▶ **PROVIDED DATA**:

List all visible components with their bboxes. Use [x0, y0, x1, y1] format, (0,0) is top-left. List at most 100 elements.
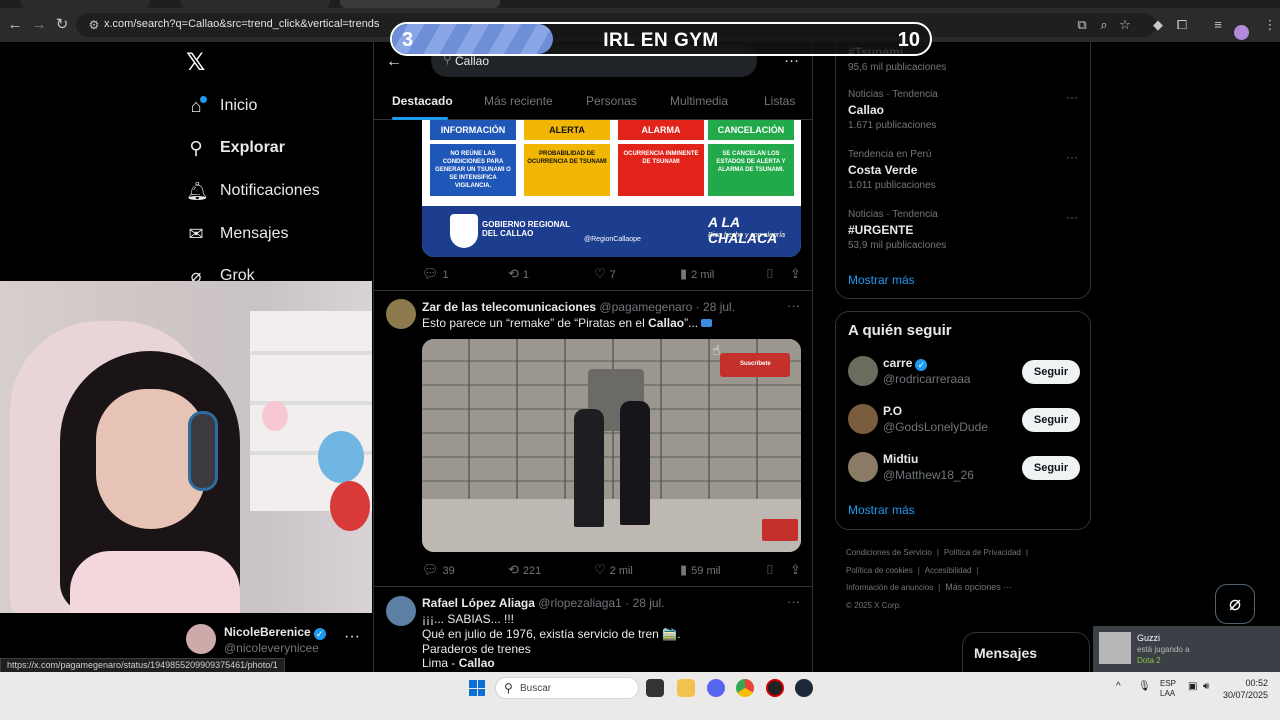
- more-icon[interactable]: ···: [344, 628, 360, 646]
- share-button[interactable]: ⇪: [790, 562, 805, 578]
- trends-show-more-link[interactable]: Mostrar más: [848, 273, 915, 287]
- tab-lists[interactable]: Listas: [764, 94, 795, 108]
- tweet-video[interactable]: Suscríbete: [422, 339, 801, 552]
- file-explorer-icon[interactable]: [677, 679, 695, 697]
- grok-button[interactable]: ⌀: [1215, 584, 1255, 624]
- sidebar-item-explore[interactable]: ⚲ Explorar: [186, 134, 285, 162]
- chrome-icon[interactable]: [736, 679, 754, 697]
- bookmark-button[interactable]: ⌷: [766, 266, 778, 282]
- follow-button[interactable]: Seguir: [1022, 360, 1080, 384]
- steam-notification[interactable]: Guzzi está jugando a Dota 2: [1093, 626, 1280, 672]
- tweet-date[interactable]: · 28 jul.: [625, 596, 664, 610]
- browser-tab[interactable]: [180, 0, 330, 8]
- x-logo-icon[interactable]: 𝕏: [186, 51, 208, 75]
- arrow-right-icon[interactable]: →: [30, 16, 48, 34]
- reply-button[interactable]: 💬︎ 39: [422, 562, 455, 578]
- footer-more-options[interactable]: Más opciones ···: [945, 582, 1012, 592]
- follow-suggestion[interactable]: carre ✓ @rodricarreraaa Seguir: [848, 356, 1088, 390]
- discord-icon[interactable]: [707, 679, 725, 697]
- messages-drawer[interactable]: Mensajes: [962, 632, 1090, 674]
- microphone-icon[interactable]: 🎙︎: [1138, 681, 1151, 692]
- tab-featured[interactable]: Destacado: [392, 94, 453, 108]
- extension-diamond-icon[interactable]: ◆: [1150, 17, 1166, 33]
- avatar[interactable]: [848, 404, 878, 434]
- follow-suggestion[interactable]: Midtiu @Matthew18_26 Seguir: [848, 452, 1088, 486]
- trend-more-icon[interactable]: ···: [1066, 210, 1078, 224]
- tab-latest[interactable]: Más reciente: [484, 94, 553, 108]
- language-indicator[interactable]: ESP LAA: [1160, 679, 1176, 699]
- taskbar-clock[interactable]: 00:52 30/07/2025: [1222, 677, 1268, 701]
- tweet-more-icon[interactable]: ···: [787, 594, 800, 609]
- trend-item[interactable]: Noticias · Tendencia #URGENTE 53,9 mil p…: [848, 209, 1088, 251]
- chevron-up-icon[interactable]: ^: [1116, 681, 1121, 692]
- views-button[interactable]: ▮ 2 mil: [680, 266, 714, 282]
- windows-start-icon[interactable]: [469, 680, 485, 696]
- trend-item[interactable]: Noticias · Tendencia Callao 1.671 public…: [848, 89, 1088, 131]
- media-list-icon[interactable]: ≡: [1210, 17, 1226, 33]
- profile-avatar[interactable]: [1234, 25, 1249, 40]
- tweet-date[interactable]: · 28 jul.: [696, 300, 735, 314]
- repost-button[interactable]: ⟲ 1: [508, 266, 529, 282]
- home-icon: ⌂: [186, 96, 207, 116]
- reply-button[interactable]: 💬︎ 1: [422, 266, 449, 282]
- tweet-author-handle[interactable]: @pagamegenaro: [599, 300, 692, 314]
- follow-show-more-link[interactable]: Mostrar más: [848, 503, 915, 517]
- account-switcher[interactable]: NicoleBerenice ✓ @nicoleverynicee ···: [186, 624, 366, 658]
- footer-link-accessibility[interactable]: Accesibilidad: [925, 566, 972, 575]
- avatar[interactable]: [386, 596, 416, 626]
- tweet-author-name[interactable]: Zar de las telecomunicaciones: [422, 300, 596, 314]
- keyboard-layout: LAA: [1160, 689, 1176, 698]
- avatar[interactable]: [848, 356, 878, 386]
- who-to-follow-card: A quién seguir carre ✓ @rodricarreraaa Se…: [835, 311, 1091, 530]
- footer-link-cookies[interactable]: Política de cookies: [846, 566, 913, 575]
- share-button[interactable]: ⇪: [790, 266, 805, 282]
- follow-button[interactable]: Seguir: [1022, 456, 1080, 480]
- volume-icon[interactable]: 🔊︎: [1203, 681, 1209, 692]
- views-button[interactable]: ▮ 59 mil: [680, 562, 721, 578]
- browser-menu-icon[interactable]: ⋮: [1262, 17, 1278, 33]
- browser-tab-active[interactable]: [340, 0, 500, 8]
- browser-tab[interactable]: [20, 0, 150, 8]
- bookmark-star-icon[interactable]: ☆: [1117, 17, 1133, 33]
- footer-link-terms[interactable]: Condiciones de Servicio: [846, 548, 932, 557]
- zoom-icon[interactable]: ⌕: [1096, 17, 1112, 33]
- back-arrow-icon[interactable]: ←: [386, 53, 402, 71]
- tweet-author-handle[interactable]: @rlopezaliaga1: [538, 596, 622, 610]
- sidebar-item-notifications[interactable]: 🔔︎ Notificaciones: [186, 177, 320, 205]
- taskbar-search-input[interactable]: ⚲ Buscar: [495, 677, 639, 699]
- info-slogan: A LA CHALACA: [708, 214, 778, 246]
- footer-link-ads[interactable]: Información de anuncios: [846, 583, 933, 592]
- reply-count: 39: [442, 565, 455, 577]
- tab-people[interactable]: Personas: [586, 94, 637, 108]
- reload-icon[interactable]: ↻: [53, 16, 71, 34]
- like-button[interactable]: ♡ 2 mil: [594, 562, 633, 578]
- reply-icon: 💬︎: [422, 266, 439, 281]
- trend-item[interactable]: Tendencia en Perú Costa Verde 1.011 publ…: [848, 149, 1088, 191]
- reply-icon: 💬︎: [422, 562, 439, 577]
- trend-name: Costa Verde: [848, 163, 918, 177]
- like-button[interactable]: ♡ 7: [594, 266, 616, 282]
- follow-button[interactable]: Seguir: [1022, 408, 1080, 432]
- follow-suggestion[interactable]: P.O @GodsLonelyDude Seguir: [848, 404, 1088, 438]
- task-view-icon[interactable]: [646, 679, 664, 697]
- trend-more-icon[interactable]: ···: [1066, 90, 1078, 104]
- avatar[interactable]: [386, 299, 416, 329]
- install-app-icon[interactable]: ⧉: [1074, 17, 1090, 33]
- repost-button[interactable]: ⟲ 221: [508, 562, 541, 578]
- bookmark-button[interactable]: ⌷: [766, 562, 778, 578]
- tweet-author-name[interactable]: Rafael López Aliaga: [422, 596, 535, 610]
- tweet-more-icon[interactable]: ···: [787, 298, 800, 313]
- site-info-icon[interactable]: ⚙: [86, 17, 102, 33]
- extensions-puzzle-icon[interactable]: ⧠: [1174, 17, 1190, 33]
- trend-more-icon[interactable]: ···: [1066, 150, 1078, 164]
- sidebar-item-messages[interactable]: ✉ Mensajes: [186, 220, 288, 248]
- tweet-image-infographic[interactable]: INFORMACIÓN NO REÚNE LAS CONDICIONES PAR…: [422, 120, 801, 257]
- arrow-left-icon[interactable]: ←: [6, 16, 24, 34]
- network-icon[interactable]: ▣: [1188, 681, 1197, 692]
- avatar[interactable]: [848, 452, 878, 482]
- tab-media[interactable]: Multimedia: [670, 94, 728, 108]
- footer-link-privacy[interactable]: Política de Privacidad: [944, 548, 1021, 557]
- steam-icon[interactable]: [795, 679, 813, 697]
- sidebar-item-home[interactable]: ⌂ Inicio: [186, 92, 257, 120]
- obs-icon[interactable]: [766, 679, 784, 697]
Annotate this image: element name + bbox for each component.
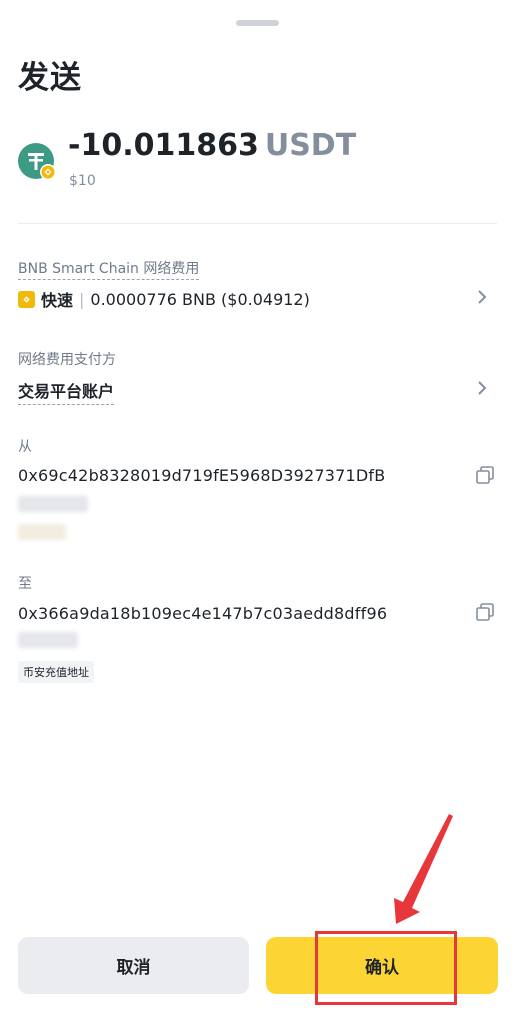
chevron-right-icon[interactable] (475, 378, 489, 398)
copy-icon[interactable] (475, 602, 495, 622)
page-title: 发送 (18, 60, 82, 96)
amount-value: -10.011863 (68, 128, 259, 163)
transfer-amount: -10.011863 USDT (68, 128, 356, 163)
fee-speed: 快速 (41, 291, 74, 310)
network-fee-label: BNB Smart Chain 网络费用 (18, 258, 200, 280)
usdt-token-icon (18, 143, 56, 180)
cancel-button[interactable]: 取消 (18, 937, 249, 994)
redacted-address-line (18, 632, 78, 648)
redacted-address-line (18, 496, 88, 512)
redacted-tag (18, 524, 66, 540)
deposit-address-tag: 币安充值地址 (18, 661, 94, 683)
section-divider (18, 223, 497, 224)
fee-payer-label: 网络费用支付方 (18, 352, 116, 368)
confirm-button[interactable]: 确认 (266, 937, 498, 994)
amount-symbol: USDT (264, 128, 357, 163)
copy-icon[interactable] (475, 465, 495, 485)
to-address: 0x366a9da18b109ec4e147b7c03aedd8dff96 (18, 604, 388, 623)
to-label: 至 (18, 576, 32, 592)
fee-amount: 0.0000776 BNB ($0.04912) (90, 289, 310, 309)
fiat-value: $10 (69, 173, 96, 189)
bnb-icon (18, 290, 35, 308)
fee-separator: | (79, 289, 85, 309)
chevron-right-icon[interactable] (475, 287, 489, 307)
from-address: 0x69c42b8328019d719fE5968D3927371DfB (18, 466, 386, 485)
from-label: 从 (18, 439, 32, 455)
fee-payer-value[interactable]: 交易平台账户 (18, 378, 115, 405)
annotation-arrow (394, 814, 453, 924)
network-fee-row[interactable]: 快速 | 0.0000776 BNB ($0.04912) (18, 287, 310, 311)
sheet-drag-handle[interactable] (236, 20, 279, 26)
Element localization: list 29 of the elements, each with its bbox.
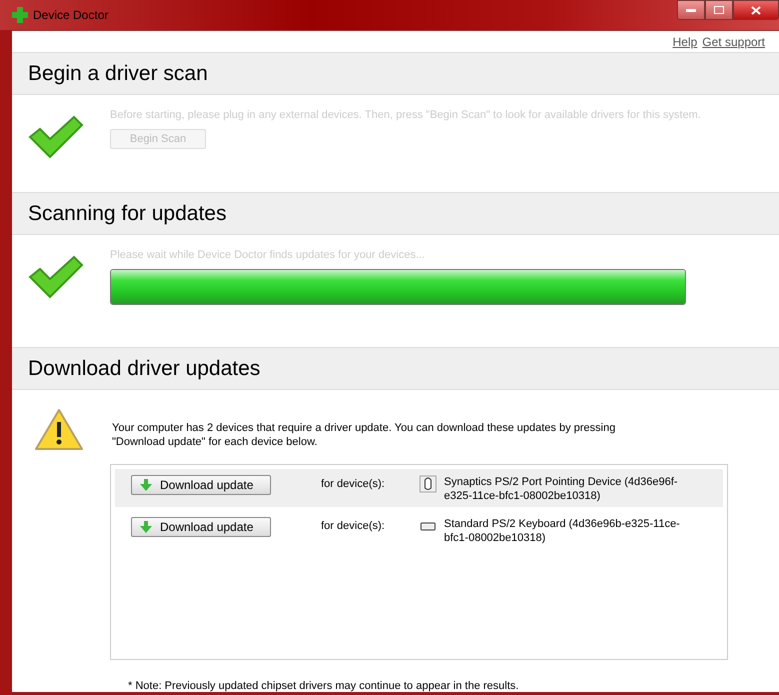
header-link[interactable]: Get support [702,34,765,48]
section-heading: Download driver updates [12,347,779,390]
section-heading: Begin a driver scan [12,52,779,95]
device-row[interactable]: Download update for device(s): Standard PS/2 Keyboard (4d36e96b-e325-11ce-bfc1-08002be10318) [115,511,723,549]
checkmark-icon [28,115,84,159]
checkmark-icon [28,255,84,299]
plus-logo-icon [12,7,28,23]
minimize-icon [686,8,696,12]
close-icon [751,6,761,14]
maximize-icon [714,6,724,14]
maximize-button[interactable] [705,0,733,20]
download-arrow-icon [140,521,152,533]
download-arrow-icon [140,479,152,491]
window-title: Device Doctor [33,8,108,22]
info-text: Your computer has 2 devices that require a driver update. You can download these updates by pressing "Download update" for each device below. [112,421,616,450]
download-button[interactable]: Download update [131,475,271,495]
minimize-button[interactable] [677,0,705,20]
download-button[interactable]: Download update [131,517,271,537]
device-name: Standard PS/2 Keyboard (4d36e96b-e325-11ce-bfc1-08002be10318) [444,517,681,545]
mouse-icon [419,475,437,493]
note-text: * Note: Previously updated chipset drivers may continue to appear in the results. [128,680,520,692]
device-label: for device(s): [321,478,386,490]
device-name: Synaptics PS/2 Port Pointing Device (4d36e96f-e325-11ce-bfc1-08002be10318) [444,475,679,503]
close-button[interactable] [733,0,779,20]
section-heading: Scanning for updates [12,192,779,235]
header-link[interactable]: Help [672,34,698,48]
device-label: for device(s): [321,520,386,532]
warning-icon [34,408,84,452]
device-row[interactable]: Download update for device(s): Synaptics PS/2 Port Pointing Device (4d36e96f-e325-11ce-bfc1-08002be10318) [115,469,723,507]
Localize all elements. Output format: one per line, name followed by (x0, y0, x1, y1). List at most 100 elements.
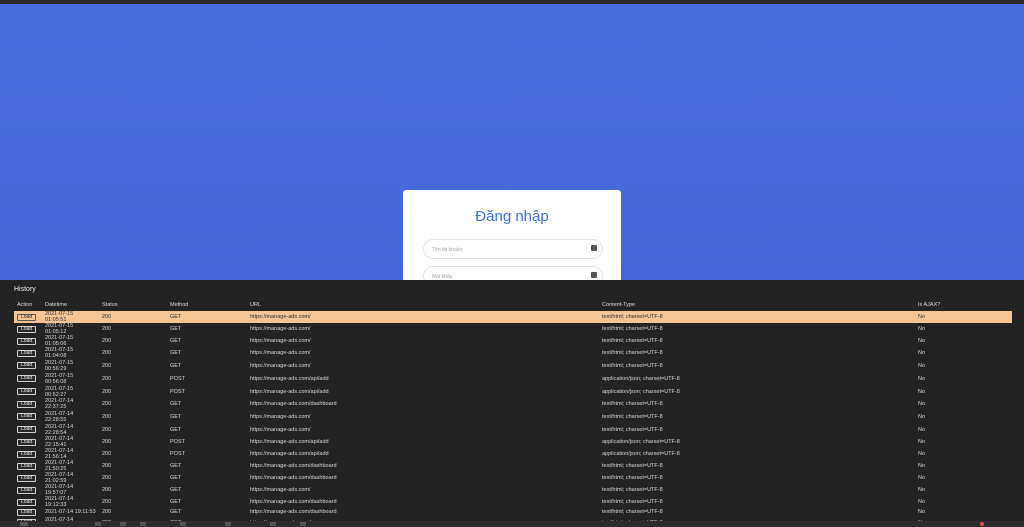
cell-content-type: text/html; charset=UTF-8 (602, 463, 663, 469)
cell-status: 200 (102, 413, 112, 420)
cell-url: https://manage-ads.com/api/add (250, 375, 329, 382)
cell-action: Load (14, 359, 42, 372)
password-input[interactable] (430, 269, 584, 280)
table-row[interactable]: Load 2021-07-15 01:05:06 200 GET https://man… (14, 335, 1012, 347)
cell-is-ajax: No (918, 499, 926, 505)
load-button[interactable]: Load (17, 474, 37, 482)
cell-status: 200 (102, 350, 112, 356)
history-panel: History Action Datetime Status Method UR… (0, 280, 1024, 521)
cell-content-type: text/html; charset=UTF-8 (602, 401, 663, 407)
table-row[interactable]: Load 2021-07-15 00:52:27 200 POST https://ma… (14, 385, 1012, 398)
table-row[interactable]: Load 2021-07-14 19:57:07 200 GET https://man… (14, 484, 1012, 496)
table-row[interactable]: Load 2021-07-14 21:02:59 200 GET https://man… (14, 472, 1012, 484)
cell-method: GET (170, 338, 182, 344)
cell-method: GET (170, 463, 182, 469)
cell-datetime: 2021-07-15 00:56:08 (45, 372, 74, 385)
cell-url: https://manage-ads.com/api/add (250, 388, 329, 395)
taskbar-icon[interactable] (180, 522, 186, 526)
taskbar-icon[interactable] (95, 522, 101, 526)
cell-content-type: text/html; charset=UTF-8 (602, 362, 663, 369)
taskbar-icon[interactable] (270, 522, 276, 526)
cell-datetime: 2021-07-14 22:28:55 (45, 410, 74, 423)
taskbar-icon[interactable] (225, 522, 231, 526)
cell-datetime: 2021-07-14 22:37:25 (45, 398, 74, 410)
table-row[interactable]: Load 2021-07-14 22:15:41 200 POST https://ma… (14, 436, 1012, 448)
cell-method: GET (170, 487, 182, 493)
cell-url: https://manage-ads.com/ (250, 426, 311, 433)
load-button[interactable]: Load (17, 450, 37, 458)
cell-datetime: 2021-07-14 19:11:53 (45, 509, 96, 516)
cell-url: https://manage-ads.com/dashboard (250, 463, 337, 469)
cell-action: Load (14, 436, 42, 448)
login-card: Đăng nhập (403, 190, 621, 280)
table-row[interactable]: Load 2021-07-15 00:56:08 200 POST https://ma… (14, 372, 1012, 385)
cell-action: Load (14, 385, 42, 398)
cell-content-type: text/html; charset=UTF-8 (602, 499, 663, 505)
cell-content-type: text/html; charset=UTF-8 (602, 326, 663, 332)
load-button[interactable]: Load (17, 362, 37, 369)
table-row[interactable]: Load 2021-07-15 00:56:29 200 GET https://man… (14, 359, 1012, 372)
cell-is-ajax: No (918, 375, 926, 382)
load-button[interactable]: Load (17, 313, 37, 321)
cell-content-type: text/html; charset=UTF-8 (602, 487, 663, 493)
load-button[interactable]: Load (17, 426, 37, 433)
username-field[interactable] (423, 239, 603, 259)
load-button[interactable]: Load (17, 486, 37, 494)
table-row[interactable]: Load 2021-07-15 01:05:51 200 GET https://man… (14, 311, 1012, 323)
taskbar-icon[interactable] (300, 522, 306, 526)
load-button[interactable]: Load (17, 337, 37, 345)
cell-url: https://manage-ads.com/ (250, 362, 311, 369)
load-button[interactable]: Load (17, 438, 37, 446)
notification-dot-icon (980, 522, 984, 526)
load-button[interactable]: Load (17, 375, 37, 382)
cell-datetime: 2021-07-14 21:50:25 (45, 460, 74, 472)
cell-status: 200 (102, 439, 112, 445)
cell-method: GET (167, 311, 247, 323)
load-button[interactable]: Load (17, 388, 37, 395)
taskbar-icon[interactable] (20, 522, 28, 526)
cell-content-type: text/html; charset=UTF-8 (602, 475, 663, 481)
cell-content-type: application/json; charset=UTF-8 (602, 439, 680, 445)
column-header-action: Action (17, 302, 33, 308)
table-row[interactable]: Load 2021-07-14 21:50:25 200 GET https://man… (14, 460, 1012, 472)
column-header-content-type: Content-Type (602, 302, 636, 308)
table-row[interactable]: Load 2021-07-14 19:11:53 200 GET https://man… (14, 508, 1012, 517)
cell-datetime: 2021-07-15 00:56:29 (45, 359, 74, 372)
cell-action: Load (14, 423, 42, 436)
table-row[interactable]: Load 2021-07-14 19:12:33 200 GET https://man… (14, 496, 1012, 508)
table-row[interactable]: Load 2021-07-14 22:37:25 200 GET https://man… (14, 398, 1012, 410)
username-input[interactable] (430, 242, 584, 258)
load-button[interactable]: Load (17, 413, 37, 420)
load-button[interactable]: Load (17, 462, 37, 470)
cell-status: 200 (102, 487, 112, 493)
taskbar-icon[interactable] (120, 522, 126, 526)
load-button[interactable]: Load (17, 349, 37, 357)
cell-method: POST (170, 388, 185, 395)
load-button[interactable]: Load (17, 325, 37, 333)
table-row[interactable]: Load 2021-07-14 22:28:55 200 GET https://man… (14, 410, 1012, 423)
cell-is-ajax: No (918, 426, 926, 433)
load-button[interactable]: Load (17, 400, 37, 408)
password-field[interactable] (423, 266, 603, 280)
cell-status: 200 (102, 401, 112, 407)
cell-url: https://manage-ads.com/ (250, 338, 311, 344)
table-row[interactable]: Load 2021-07-15 01:04:08 200 GET https://man… (14, 347, 1012, 359)
cell-is-ajax: No (918, 388, 926, 395)
cell-method: GET (170, 326, 182, 332)
cell-method: GET (170, 350, 182, 356)
table-row[interactable]: Load 2021-07-15 01:05:12 200 GET https://man… (14, 323, 1012, 335)
cell-method: GET (170, 362, 182, 369)
cell-status: 200 (102, 326, 112, 332)
taskbar-icon[interactable] (140, 522, 146, 526)
cell-datetime: 2021-07-14 19:12:33 (45, 496, 74, 508)
column-header-status: Status (102, 302, 118, 308)
cell-url: https://manage-ads.com/ (250, 413, 311, 420)
load-button[interactable]: Load (17, 498, 37, 506)
cell-action: Load (14, 508, 42, 517)
table-row[interactable]: Load 2021-07-14 22:28:54 200 GET https://man… (14, 423, 1012, 436)
cell-status: 200 (102, 451, 112, 457)
cell-status: 200 (102, 499, 112, 505)
table-row[interactable]: Load 2021-07-14 21:56:14 200 POST https://ma… (14, 448, 1012, 460)
cell-url: https://manage-ads.com/dashboard (250, 499, 337, 505)
load-button[interactable]: Load (17, 508, 37, 516)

▶ **AIM OF THE EXERCISE**: Reproduce the lines word for word, beginning with the line containing "chevron-right-icon[interactable] (475, 378, 489, 398)" and continuing through the line containing "redacted-tag (18, 524, 66, 540)".

▶ **EXERCISE SOLUTION**:
chevron-right-icon[interactable] (475, 378, 489, 398)
copy-icon[interactable] (475, 602, 495, 622)
page-title: 发送 (18, 60, 82, 96)
amount-value: -10.011863 (68, 128, 259, 163)
transfer-amount: -10.011863 USDT (68, 128, 356, 163)
fee-speed: 快速 (41, 291, 74, 310)
network-fee-label: BNB Smart Chain 网络费用 (18, 258, 200, 280)
usdt-token-icon (18, 143, 56, 180)
cancel-button[interactable]: 取消 (18, 937, 249, 994)
redacted-address-line (18, 632, 78, 648)
redacted-address-line (18, 496, 88, 512)
redacted-tag (18, 524, 66, 540)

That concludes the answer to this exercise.